## Information shown
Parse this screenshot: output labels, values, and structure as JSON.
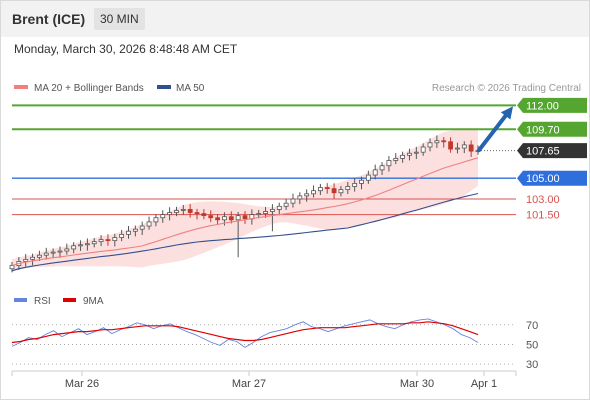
{
  "header": {
    "instrument": "Brent (ICE)",
    "timeframe": "30 MIN",
    "datetime": "Monday, March 30, 2026 8:48:48 AM CET",
    "credit": "Research © 2026 Trading Central"
  },
  "colors": {
    "green": "#55a630",
    "red": "#d9534f",
    "blue": "#2f6fdc",
    "ma20": "#f08080",
    "ma50": "#33508c",
    "band": "#fbd5d5",
    "candle_up": "#555555",
    "candle_down": "#c0392b",
    "rsi": "#6384e0",
    "rsi_ma": "#e00000",
    "arrow": "#2563b0",
    "price_tag": "#333333"
  },
  "chart_data": [
    {
      "type": "candlestick",
      "legend": [
        {
          "name": "MA 20 + Bollinger Bands",
          "color": "#f08080"
        },
        {
          "name": "MA 50",
          "color": "#33508c"
        }
      ],
      "x_ticks": [
        "Mar 26",
        "Mar 27",
        "Mar 30",
        "Apr 1"
      ],
      "ylim": [
        95.6,
        112.9
      ],
      "current_price": 107.65,
      "levels": [
        {
          "value": 112.0,
          "label": "112.00",
          "color": "#55a630",
          "kind": "target"
        },
        {
          "value": 109.7,
          "label": "109.70",
          "color": "#55a630",
          "kind": "target"
        },
        {
          "value": 105.0,
          "label": "105.00",
          "color": "#2f6fdc",
          "kind": "pivot"
        },
        {
          "value": 103.0,
          "label": "103.00",
          "color": "#d9534f",
          "kind": "support"
        },
        {
          "value": 101.5,
          "label": "101.50",
          "color": "#d9534f",
          "kind": "support"
        }
      ],
      "close_series": [
        96.6,
        97.0,
        97.2,
        97.4,
        97.6,
        97.8,
        97.9,
        98.0,
        98.2,
        98.5,
        98.6,
        98.7,
        98.9,
        99.1,
        99.0,
        99.3,
        99.6,
        99.9,
        100.1,
        100.4,
        100.8,
        101.2,
        101.5,
        101.7,
        101.9,
        102.0,
        101.7,
        101.6,
        101.4,
        101.2,
        101.0,
        101.3,
        101.0,
        101.4,
        101.1,
        101.5,
        101.6,
        101.8,
        102.0,
        102.3,
        102.6,
        103.0,
        103.3,
        103.5,
        103.8,
        104.1,
        104.0,
        103.6,
        103.9,
        104.2,
        104.5,
        104.8,
        105.3,
        105.8,
        106.2,
        106.7,
        106.9,
        107.2,
        107.4,
        107.5,
        108.0,
        108.4,
        108.6,
        108.5,
        107.8,
        107.9,
        108.2,
        107.6,
        107.65
      ]
    },
    {
      "type": "line",
      "legend": [
        {
          "name": "RSI",
          "color": "#6384e0"
        },
        {
          "name": "9MA",
          "color": "#e00000"
        }
      ],
      "yticks": [
        70,
        50,
        30
      ],
      "ylim": [
        24,
        84
      ],
      "series": [
        {
          "name": "RSI",
          "values": [
            48,
            52,
            57,
            55,
            60,
            64,
            58,
            62,
            66,
            60,
            63,
            67,
            61,
            65,
            68,
            72,
            70,
            66,
            69,
            71,
            67,
            63,
            60,
            56,
            52,
            49,
            55,
            53,
            47,
            52,
            58,
            62,
            64,
            66,
            70,
            73,
            68,
            66,
            63,
            66,
            69,
            71,
            73,
            75,
            71,
            68,
            66,
            70,
            73,
            75,
            76,
            73,
            70,
            66,
            60,
            57,
            52
          ]
        },
        {
          "name": "9MA",
          "values": [
            52,
            53,
            55,
            56,
            58,
            60,
            61,
            62,
            63,
            63,
            64,
            65,
            65,
            66,
            67,
            68,
            69,
            69,
            69,
            69,
            68,
            66,
            64,
            62,
            60,
            58,
            56,
            55,
            54,
            54,
            55,
            57,
            59,
            61,
            63,
            65,
            66,
            67,
            67,
            67,
            67,
            68,
            69,
            70,
            71,
            71,
            71,
            71,
            72,
            72,
            73,
            72,
            71,
            69,
            66,
            63,
            60
          ]
        }
      ]
    }
  ]
}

## Objective
Reproduce the whole listing exactly, but not the images in it.

## Output of the task
Parse this screenshot: output labels, values, and structure as JSON.
{
  "header": {
    "instrument": "Brent (ICE)",
    "timeframe": "30 MIN",
    "datetime": "Monday, March 30, 2026 8:48:48 AM CET",
    "credit": "Research © 2026 Trading Central"
  },
  "colors": {
    "green": "#55a630",
    "red": "#d9534f",
    "blue": "#2f6fdc",
    "ma20": "#f08080",
    "ma50": "#33508c",
    "band": "#fbd5d5",
    "candle_up": "#555555",
    "candle_down": "#c0392b",
    "rsi": "#6384e0",
    "rsi_ma": "#e00000",
    "arrow": "#2563b0",
    "price_tag": "#333333"
  },
  "chart_data": [
    {
      "type": "candlestick",
      "legend": [
        {
          "name": "MA 20 + Bollinger Bands",
          "color": "#f08080"
        },
        {
          "name": "MA 50",
          "color": "#33508c"
        }
      ],
      "x_ticks": [
        "Mar 26",
        "Mar 27",
        "Mar 30",
        "Apr 1"
      ],
      "ylim": [
        95.6,
        112.9
      ],
      "current_price": 107.65,
      "levels": [
        {
          "value": 112.0,
          "label": "112.00",
          "color": "#55a630",
          "kind": "target"
        },
        {
          "value": 109.7,
          "label": "109.70",
          "color": "#55a630",
          "kind": "target"
        },
        {
          "value": 105.0,
          "label": "105.00",
          "color": "#2f6fdc",
          "kind": "pivot"
        },
        {
          "value": 103.0,
          "label": "103.00",
          "color": "#d9534f",
          "kind": "support"
        },
        {
          "value": 101.5,
          "label": "101.50",
          "color": "#d9534f",
          "kind": "support"
        }
      ],
      "close_series": [
        96.6,
        97.0,
        97.2,
        97.4,
        97.6,
        97.8,
        97.9,
        98.0,
        98.2,
        98.5,
        98.6,
        98.7,
        98.9,
        99.1,
        99.0,
        99.3,
        99.6,
        99.9,
        100.1,
        100.4,
        100.8,
        101.2,
        101.5,
        101.7,
        101.9,
        102.0,
        101.7,
        101.6,
        101.4,
        101.2,
        101.0,
        101.3,
        101.0,
        101.4,
        101.1,
        101.5,
        101.6,
        101.8,
        102.0,
        102.3,
        102.6,
        103.0,
        103.3,
        103.5,
        103.8,
        104.1,
        104.0,
        103.6,
        103.9,
        104.2,
        104.5,
        104.8,
        105.3,
        105.8,
        106.2,
        106.7,
        106.9,
        107.2,
        107.4,
        107.5,
        108.0,
        108.4,
        108.6,
        108.5,
        107.8,
        107.9,
        108.2,
        107.6,
        107.65
      ]
    },
    {
      "type": "line",
      "legend": [
        {
          "name": "RSI",
          "color": "#6384e0"
        },
        {
          "name": "9MA",
          "color": "#e00000"
        }
      ],
      "yticks": [
        70,
        50,
        30
      ],
      "ylim": [
        24,
        84
      ],
      "series": [
        {
          "name": "RSI",
          "values": [
            48,
            52,
            57,
            55,
            60,
            64,
            58,
            62,
            66,
            60,
            63,
            67,
            61,
            65,
            68,
            72,
            70,
            66,
            69,
            71,
            67,
            63,
            60,
            56,
            52,
            49,
            55,
            53,
            47,
            52,
            58,
            62,
            64,
            66,
            70,
            73,
            68,
            66,
            63,
            66,
            69,
            71,
            73,
            75,
            71,
            68,
            66,
            70,
            73,
            75,
            76,
            73,
            70,
            66,
            60,
            57,
            52
          ]
        },
        {
          "name": "9MA",
          "values": [
            52,
            53,
            55,
            56,
            58,
            60,
            61,
            62,
            63,
            63,
            64,
            65,
            65,
            66,
            67,
            68,
            69,
            69,
            69,
            69,
            68,
            66,
            64,
            62,
            60,
            58,
            56,
            55,
            54,
            54,
            55,
            57,
            59,
            61,
            63,
            65,
            66,
            67,
            67,
            67,
            67,
            68,
            69,
            70,
            71,
            71,
            71,
            71,
            72,
            72,
            73,
            72,
            71,
            69,
            66,
            63,
            60
          ]
        }
      ]
    }
  ]
}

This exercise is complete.